■ Do this
Find every line with the string "Manufacturing" in it, count them, and reply with that count only.

■ Entries supplied
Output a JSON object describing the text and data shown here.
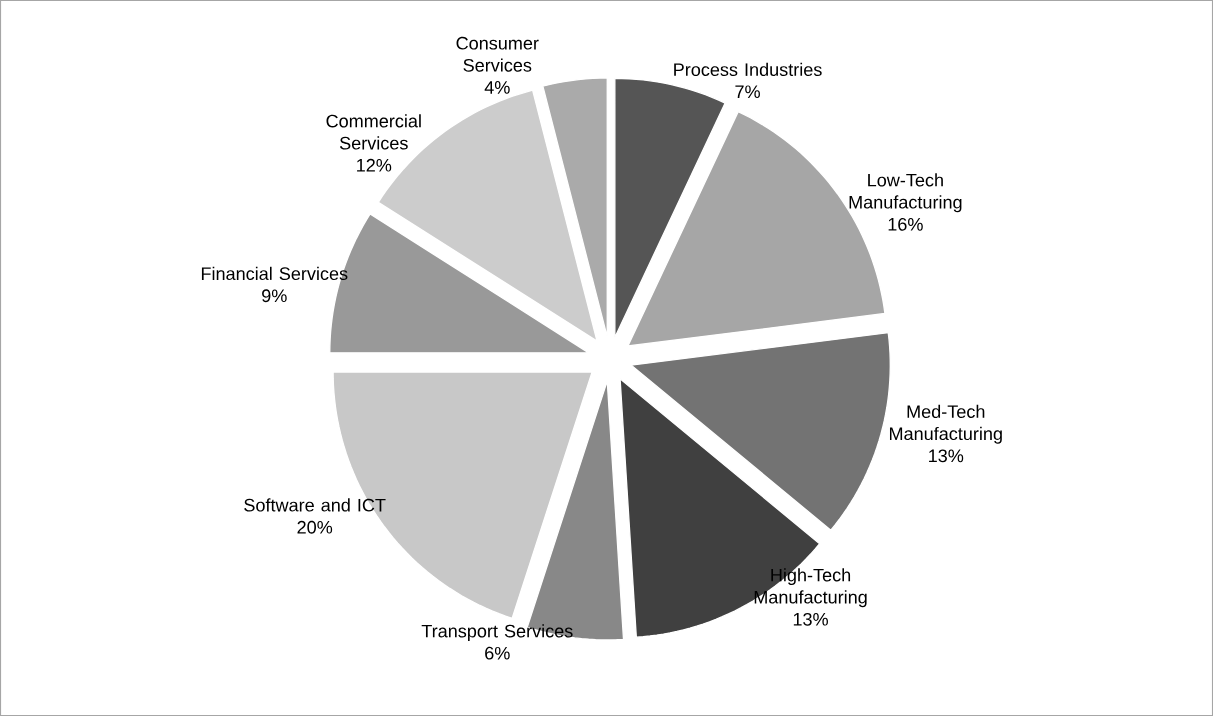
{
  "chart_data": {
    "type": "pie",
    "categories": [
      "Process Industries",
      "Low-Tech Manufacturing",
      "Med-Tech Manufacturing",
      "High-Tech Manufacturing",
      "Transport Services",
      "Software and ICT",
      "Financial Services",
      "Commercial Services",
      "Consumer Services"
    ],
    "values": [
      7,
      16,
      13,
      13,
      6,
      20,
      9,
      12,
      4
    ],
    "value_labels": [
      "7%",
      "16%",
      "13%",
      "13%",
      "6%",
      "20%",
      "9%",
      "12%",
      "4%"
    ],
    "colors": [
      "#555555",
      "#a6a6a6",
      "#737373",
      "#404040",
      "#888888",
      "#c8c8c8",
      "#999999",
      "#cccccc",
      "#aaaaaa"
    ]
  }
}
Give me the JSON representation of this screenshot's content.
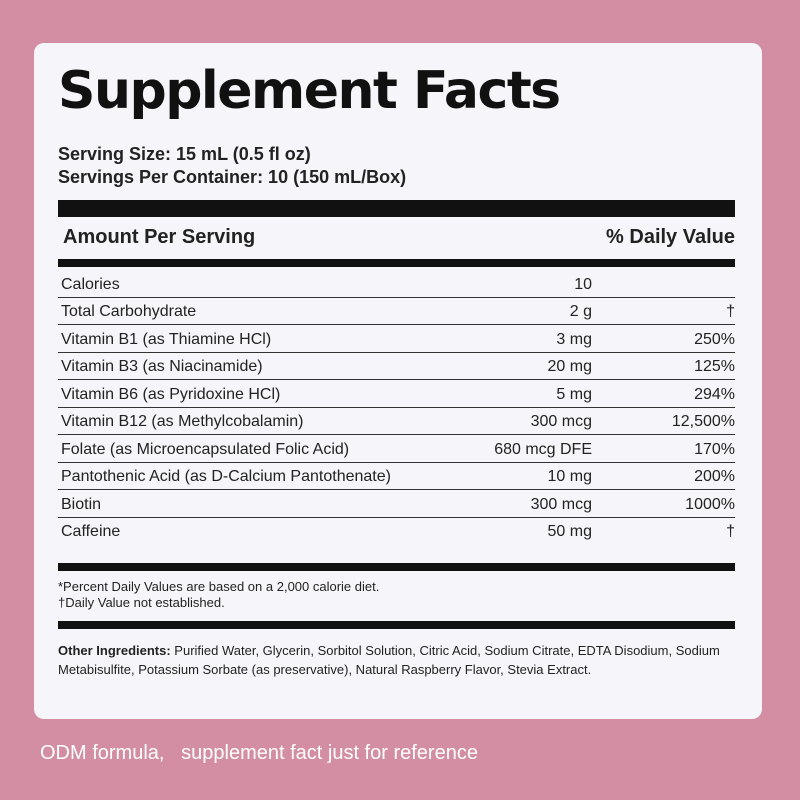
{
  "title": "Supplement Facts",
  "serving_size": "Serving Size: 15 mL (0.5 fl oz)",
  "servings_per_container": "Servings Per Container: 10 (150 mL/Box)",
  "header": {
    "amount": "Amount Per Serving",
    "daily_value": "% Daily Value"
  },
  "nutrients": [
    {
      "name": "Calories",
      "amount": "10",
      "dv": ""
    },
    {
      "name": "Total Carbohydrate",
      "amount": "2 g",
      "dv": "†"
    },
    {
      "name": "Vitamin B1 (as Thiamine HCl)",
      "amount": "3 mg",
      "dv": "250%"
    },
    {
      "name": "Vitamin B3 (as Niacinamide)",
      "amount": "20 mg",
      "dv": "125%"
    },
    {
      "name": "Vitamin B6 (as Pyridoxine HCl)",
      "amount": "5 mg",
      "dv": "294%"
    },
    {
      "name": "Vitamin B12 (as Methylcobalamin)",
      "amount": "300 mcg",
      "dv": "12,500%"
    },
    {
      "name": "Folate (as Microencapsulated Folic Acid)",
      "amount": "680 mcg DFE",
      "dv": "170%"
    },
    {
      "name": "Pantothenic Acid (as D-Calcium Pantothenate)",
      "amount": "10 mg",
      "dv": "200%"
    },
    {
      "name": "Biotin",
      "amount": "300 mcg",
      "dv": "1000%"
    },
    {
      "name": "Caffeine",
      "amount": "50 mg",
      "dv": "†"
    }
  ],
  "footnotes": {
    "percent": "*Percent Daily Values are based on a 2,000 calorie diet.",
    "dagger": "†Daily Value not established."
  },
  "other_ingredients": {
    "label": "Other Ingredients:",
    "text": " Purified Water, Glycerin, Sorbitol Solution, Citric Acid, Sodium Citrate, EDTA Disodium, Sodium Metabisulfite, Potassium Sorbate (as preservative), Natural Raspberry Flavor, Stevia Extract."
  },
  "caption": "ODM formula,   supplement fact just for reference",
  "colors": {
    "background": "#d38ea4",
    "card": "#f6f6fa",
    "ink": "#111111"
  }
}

■ Answer in full
3